** Start of Data for this task **

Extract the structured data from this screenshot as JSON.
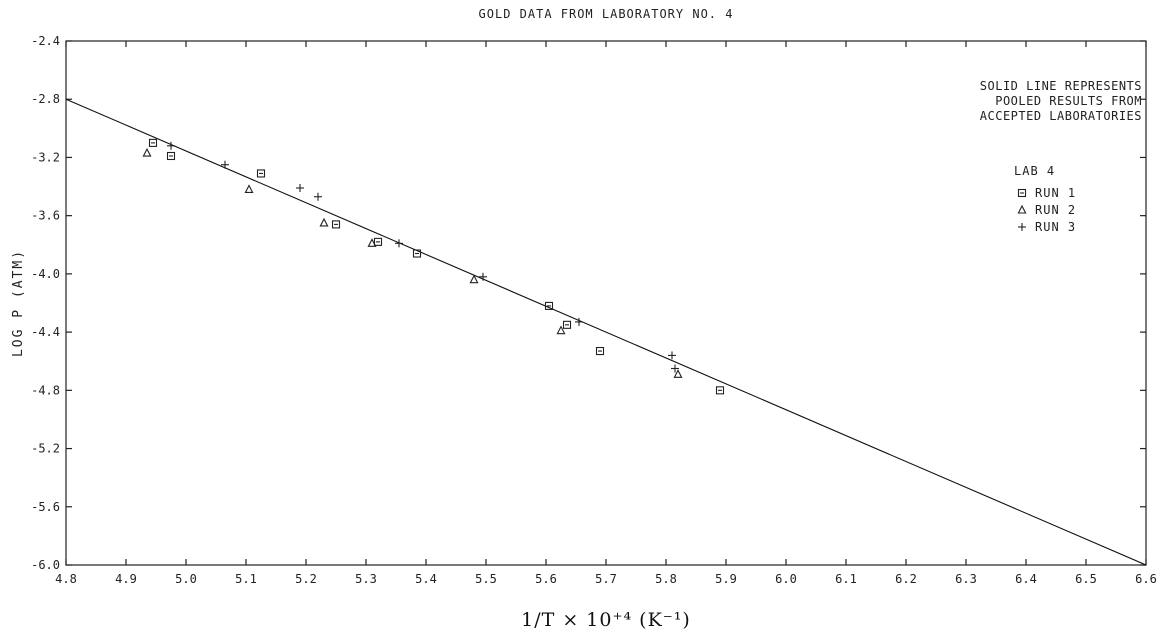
{
  "chart_data": {
    "type": "scatter",
    "title": "GOLD DATA FROM LABORATORY NO. 4",
    "xlabel": "1/T × 10⁺⁴ (K⁻¹)",
    "ylabel": "LOG P (ATM)",
    "xlim": [
      4.8,
      6.6
    ],
    "ylim": [
      -6.0,
      -2.4
    ],
    "x_ticks": [
      4.8,
      4.9,
      5.0,
      5.1,
      5.2,
      5.3,
      5.4,
      5.5,
      5.6,
      5.7,
      5.8,
      5.9,
      6.0,
      6.1,
      6.2,
      6.3,
      6.4,
      6.5,
      6.6
    ],
    "y_ticks": [
      -2.4,
      -2.8,
      -3.2,
      -3.6,
      -4.0,
      -4.4,
      -4.8,
      -5.2,
      -5.6,
      -6.0
    ],
    "grid": false,
    "legend_position": "top-right",
    "annotation_lines": [
      "SOLID LINE REPRESENTS",
      "POOLED RESULTS FROM",
      "ACCEPTED LABORATORIES"
    ],
    "legend_title": "LAB 4",
    "fit_line": {
      "x": [
        4.8,
        6.6
      ],
      "y": [
        -2.8,
        -6.0
      ]
    },
    "series": [
      {
        "name": "RUN 1",
        "marker": "square",
        "x": [
          4.945,
          4.975,
          5.125,
          5.25,
          5.32,
          5.385,
          5.605,
          5.635,
          5.69,
          5.89
        ],
        "y": [
          -3.1,
          -3.19,
          -3.31,
          -3.66,
          -3.78,
          -3.86,
          -4.22,
          -4.35,
          -4.53,
          -4.8
        ]
      },
      {
        "name": "RUN 2",
        "marker": "triangle",
        "x": [
          4.935,
          5.105,
          5.23,
          5.31,
          5.48,
          5.625,
          5.82
        ],
        "y": [
          -3.17,
          -3.42,
          -3.65,
          -3.79,
          -4.04,
          -4.39,
          -4.69
        ]
      },
      {
        "name": "RUN 3",
        "marker": "plus",
        "x": [
          4.975,
          5.065,
          5.19,
          5.22,
          5.355,
          5.495,
          5.655,
          5.81,
          5.815
        ],
        "y": [
          -3.12,
          -3.25,
          -3.41,
          -3.47,
          -3.79,
          -4.02,
          -4.33,
          -4.56,
          -4.65
        ]
      }
    ]
  }
}
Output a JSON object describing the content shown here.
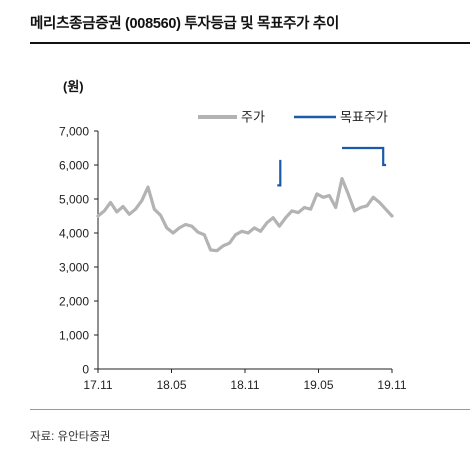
{
  "title": "메리츠종금증권 (008560) 투자등급 및 목표주가 추이",
  "source": "자료: 유안타증권",
  "chart_data": {
    "type": "line",
    "unit_label": "(원)",
    "x_ticks": [
      "17.11",
      "18.05",
      "18.11",
      "19.05",
      "19.11"
    ],
    "ylim": [
      0,
      7000
    ],
    "y_ticks": [
      0,
      1000,
      2000,
      3000,
      4000,
      5000,
      6000,
      7000
    ],
    "y_tick_labels": [
      "0",
      "1,000",
      "2,000",
      "3,000",
      "4,000",
      "5,000",
      "6,000",
      "7,000"
    ],
    "legend_position": "top-right",
    "series": [
      {
        "name": "주가",
        "color": "#b3b3b3",
        "values": [
          4500,
          4650,
          4900,
          4620,
          4780,
          4550,
          4700,
          4950,
          5350,
          4700,
          4520,
          4150,
          4000,
          4150,
          4250,
          4200,
          4020,
          3950,
          3500,
          3480,
          3620,
          3700,
          3950,
          4050,
          4000,
          4150,
          4050,
          4300,
          4450,
          4200,
          4450,
          4650,
          4600,
          4750,
          4700,
          5150,
          5050,
          5100,
          4750,
          5600,
          5150,
          4650,
          4750,
          4800,
          5050,
          4900,
          4700,
          4500
        ]
      },
      {
        "name": "목표주가",
        "color": "#1a5aa8",
        "segments": [
          [
            [
              0.61,
              5400
            ],
            [
              0.62,
              5400
            ],
            [
              0.62,
              6150
            ]
          ],
          [
            [
              0.83,
              6500
            ],
            [
              0.97,
              6500
            ],
            [
              0.97,
              6000
            ],
            [
              0.98,
              6000
            ]
          ]
        ]
      }
    ]
  }
}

** End of Data for this task **

**Task description**: Print the records word for word and exclude any picture they hold.

**Final result**:
Extract the structured data from this screenshot as JSON.
{
  "chart_data": {
    "type": "scatter",
    "title": "GOLD DATA FROM LABORATORY NO. 4",
    "xlabel": "1/T × 10⁺⁴ (K⁻¹)",
    "ylabel": "LOG P (ATM)",
    "xlim": [
      4.8,
      6.6
    ],
    "ylim": [
      -6.0,
      -2.4
    ],
    "x_ticks": [
      4.8,
      4.9,
      5.0,
      5.1,
      5.2,
      5.3,
      5.4,
      5.5,
      5.6,
      5.7,
      5.8,
      5.9,
      6.0,
      6.1,
      6.2,
      6.3,
      6.4,
      6.5,
      6.6
    ],
    "y_ticks": [
      -2.4,
      -2.8,
      -3.2,
      -3.6,
      -4.0,
      -4.4,
      -4.8,
      -5.2,
      -5.6,
      -6.0
    ],
    "grid": false,
    "legend_position": "top-right",
    "annotation_lines": [
      "SOLID LINE REPRESENTS",
      "POOLED RESULTS FROM",
      "ACCEPTED LABORATORIES"
    ],
    "legend_title": "LAB 4",
    "fit_line": {
      "x": [
        4.8,
        6.6
      ],
      "y": [
        -2.8,
        -6.0
      ]
    },
    "series": [
      {
        "name": "RUN 1",
        "marker": "square",
        "x": [
          4.945,
          4.975,
          5.125,
          5.25,
          5.32,
          5.385,
          5.605,
          5.635,
          5.69,
          5.89
        ],
        "y": [
          -3.1,
          -3.19,
          -3.31,
          -3.66,
          -3.78,
          -3.86,
          -4.22,
          -4.35,
          -4.53,
          -4.8
        ]
      },
      {
        "name": "RUN 2",
        "marker": "triangle",
        "x": [
          4.935,
          5.105,
          5.23,
          5.31,
          5.48,
          5.625,
          5.82
        ],
        "y": [
          -3.17,
          -3.42,
          -3.65,
          -3.79,
          -4.04,
          -4.39,
          -4.69
        ]
      },
      {
        "name": "RUN 3",
        "marker": "plus",
        "x": [
          4.975,
          5.065,
          5.19,
          5.22,
          5.355,
          5.495,
          5.655,
          5.81,
          5.815
        ],
        "y": [
          -3.12,
          -3.25,
          -3.41,
          -3.47,
          -3.79,
          -4.02,
          -4.33,
          -4.56,
          -4.65
        ]
      }
    ]
  }
}
Output a JSON object describing the content shown here.
{
  "title": "메리츠종금증권 (008560) 투자등급 및 목표주가 추이",
  "source": "자료: 유안타증권",
  "chart_data": {
    "type": "line",
    "unit_label": "(원)",
    "x_ticks": [
      "17.11",
      "18.05",
      "18.11",
      "19.05",
      "19.11"
    ],
    "ylim": [
      0,
      7000
    ],
    "y_ticks": [
      0,
      1000,
      2000,
      3000,
      4000,
      5000,
      6000,
      7000
    ],
    "y_tick_labels": [
      "0",
      "1,000",
      "2,000",
      "3,000",
      "4,000",
      "5,000",
      "6,000",
      "7,000"
    ],
    "legend_position": "top-right",
    "series": [
      {
        "name": "주가",
        "color": "#b3b3b3",
        "values": [
          4500,
          4650,
          4900,
          4620,
          4780,
          4550,
          4700,
          4950,
          5350,
          4700,
          4520,
          4150,
          4000,
          4150,
          4250,
          4200,
          4020,
          3950,
          3500,
          3480,
          3620,
          3700,
          3950,
          4050,
          4000,
          4150,
          4050,
          4300,
          4450,
          4200,
          4450,
          4650,
          4600,
          4750,
          4700,
          5150,
          5050,
          5100,
          4750,
          5600,
          5150,
          4650,
          4750,
          4800,
          5050,
          4900,
          4700,
          4500
        ]
      },
      {
        "name": "목표주가",
        "color": "#1a5aa8",
        "segments": [
          [
            [
              0.61,
              5400
            ],
            [
              0.62,
              5400
            ],
            [
              0.62,
              6150
            ]
          ],
          [
            [
              0.83,
              6500
            ],
            [
              0.97,
              6500
            ],
            [
              0.97,
              6000
            ],
            [
              0.98,
              6000
            ]
          ]
        ]
      }
    ]
  }
}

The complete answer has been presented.